◆ REQUIRED TASK: A single number is the answer here: how many lines of the entries contain "data"?

___ PROVIDED MATERIAL

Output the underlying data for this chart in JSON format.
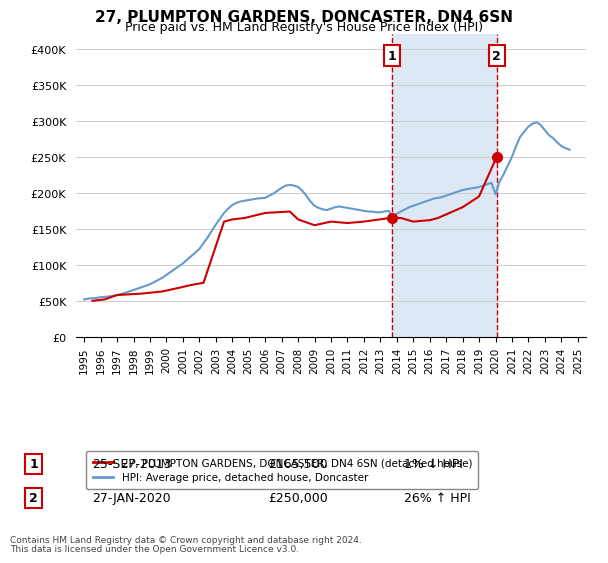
{
  "title": "27, PLUMPTON GARDENS, DONCASTER, DN4 6SN",
  "subtitle": "Price paid vs. HM Land Registry's House Price Index (HPI)",
  "legend_line1": "27, PLUMPTON GARDENS, DONCASTER, DN4 6SN (detached house)",
  "legend_line2": "HPI: Average price, detached house, Doncaster",
  "footnote1": "Contains HM Land Registry data © Crown copyright and database right 2024.",
  "footnote2": "This data is licensed under the Open Government Licence v3.0.",
  "marker1_date": "25-SEP-2013",
  "marker1_price": "£165,500",
  "marker1_hpi": "1% ↓ HPI",
  "marker1_year": 2013.73,
  "marker1_value": 165500,
  "marker2_date": "27-JAN-2020",
  "marker2_price": "£250,000",
  "marker2_hpi": "26% ↑ HPI",
  "marker2_year": 2020.07,
  "marker2_value": 250000,
  "hpi_color": "#6699cc",
  "price_color": "#cc0000",
  "shaded_color": "#dde8f5",
  "vline_color": "#cc0000",
  "ylim": [
    0,
    420000
  ],
  "yticks": [
    0,
    50000,
    100000,
    150000,
    200000,
    250000,
    300000,
    350000,
    400000
  ],
  "ytick_labels": [
    "£0",
    "£50K",
    "£100K",
    "£150K",
    "£200K",
    "£250K",
    "£300K",
    "£350K",
    "£400K"
  ],
  "xlim_start": 1994.5,
  "xlim_end": 2025.5,
  "xticks": [
    1995,
    1996,
    1997,
    1998,
    1999,
    2000,
    2001,
    2002,
    2003,
    2004,
    2005,
    2006,
    2007,
    2008,
    2009,
    2010,
    2011,
    2012,
    2013,
    2014,
    2015,
    2016,
    2017,
    2018,
    2019,
    2020,
    2021,
    2022,
    2023,
    2024,
    2025
  ],
  "hpi_years": [
    1995.0,
    1995.25,
    1995.5,
    1995.75,
    1996.0,
    1996.25,
    1996.5,
    1996.75,
    1997.0,
    1997.25,
    1997.5,
    1997.75,
    1998.0,
    1998.25,
    1998.5,
    1998.75,
    1999.0,
    1999.25,
    1999.5,
    1999.75,
    2000.0,
    2000.25,
    2000.5,
    2000.75,
    2001.0,
    2001.25,
    2001.5,
    2001.75,
    2002.0,
    2002.25,
    2002.5,
    2002.75,
    2003.0,
    2003.25,
    2003.5,
    2003.75,
    2004.0,
    2004.25,
    2004.5,
    2004.75,
    2005.0,
    2005.25,
    2005.5,
    2005.75,
    2006.0,
    2006.25,
    2006.5,
    2006.75,
    2007.0,
    2007.25,
    2007.5,
    2007.75,
    2008.0,
    2008.25,
    2008.5,
    2008.75,
    2009.0,
    2009.25,
    2009.5,
    2009.75,
    2010.0,
    2010.25,
    2010.5,
    2010.75,
    2011.0,
    2011.25,
    2011.5,
    2011.75,
    2012.0,
    2012.25,
    2012.5,
    2012.75,
    2013.0,
    2013.25,
    2013.5,
    2013.75,
    2014.0,
    2014.25,
    2014.5,
    2014.75,
    2015.0,
    2015.25,
    2015.5,
    2015.75,
    2016.0,
    2016.25,
    2016.5,
    2016.75,
    2017.0,
    2017.25,
    2017.5,
    2017.75,
    2018.0,
    2018.25,
    2018.5,
    2018.75,
    2019.0,
    2019.25,
    2019.5,
    2019.75,
    2020.0,
    2020.25,
    2020.5,
    2020.75,
    2021.0,
    2021.25,
    2021.5,
    2021.75,
    2022.0,
    2022.25,
    2022.5,
    2022.75,
    2023.0,
    2023.25,
    2023.5,
    2023.75,
    2024.0,
    2024.25,
    2024.5
  ],
  "hpi_values": [
    52000,
    53000,
    53500,
    54000,
    55000,
    55500,
    56000,
    57000,
    58000,
    59500,
    61000,
    63000,
    65000,
    67000,
    69000,
    71000,
    73000,
    76000,
    79000,
    82000,
    86000,
    90000,
    94000,
    98000,
    102000,
    107000,
    112000,
    117000,
    122000,
    130000,
    138000,
    147000,
    156000,
    164000,
    172000,
    178000,
    183000,
    186000,
    188000,
    189000,
    190000,
    191000,
    192000,
    192500,
    193000,
    196000,
    199000,
    203000,
    207000,
    210000,
    211000,
    210000,
    208000,
    203000,
    196000,
    188000,
    182000,
    179000,
    177000,
    176000,
    178000,
    180000,
    181000,
    180000,
    179000,
    178000,
    177000,
    176000,
    175000,
    174000,
    174000,
    173000,
    173000,
    174000,
    175000,
    167000,
    171000,
    174000,
    177000,
    180000,
    182000,
    184000,
    186000,
    188000,
    190000,
    192000,
    193000,
    194000,
    196000,
    198000,
    200000,
    202000,
    204000,
    205000,
    206000,
    207000,
    208000,
    210000,
    212000,
    214000,
    198000,
    216000,
    226000,
    238000,
    250000,
    265000,
    278000,
    285000,
    292000,
    296000,
    298000,
    294000,
    287000,
    280000,
    276000,
    270000,
    265000,
    262000,
    260000
  ],
  "price_years": [
    1995.5,
    1996.25,
    1997.0,
    1998.5,
    1999.75,
    2000.75,
    2001.5,
    2002.25,
    2003.5,
    2004.0,
    2004.75,
    2006.0,
    2007.5,
    2008.0,
    2009.0,
    2010.0,
    2011.0,
    2012.0,
    2013.73,
    2014.25,
    2015.0,
    2016.0,
    2016.5,
    2017.0,
    2018.0,
    2019.0,
    2020.07
  ],
  "price_values": [
    50000,
    52000,
    58000,
    60000,
    63000,
    68000,
    72000,
    75000,
    160000,
    163000,
    165000,
    172000,
    174000,
    163000,
    155000,
    160000,
    158000,
    160000,
    165500,
    165000,
    160000,
    162000,
    165000,
    170000,
    180000,
    195000,
    250000
  ]
}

______

◆ EXERCISE SOLUTION: 3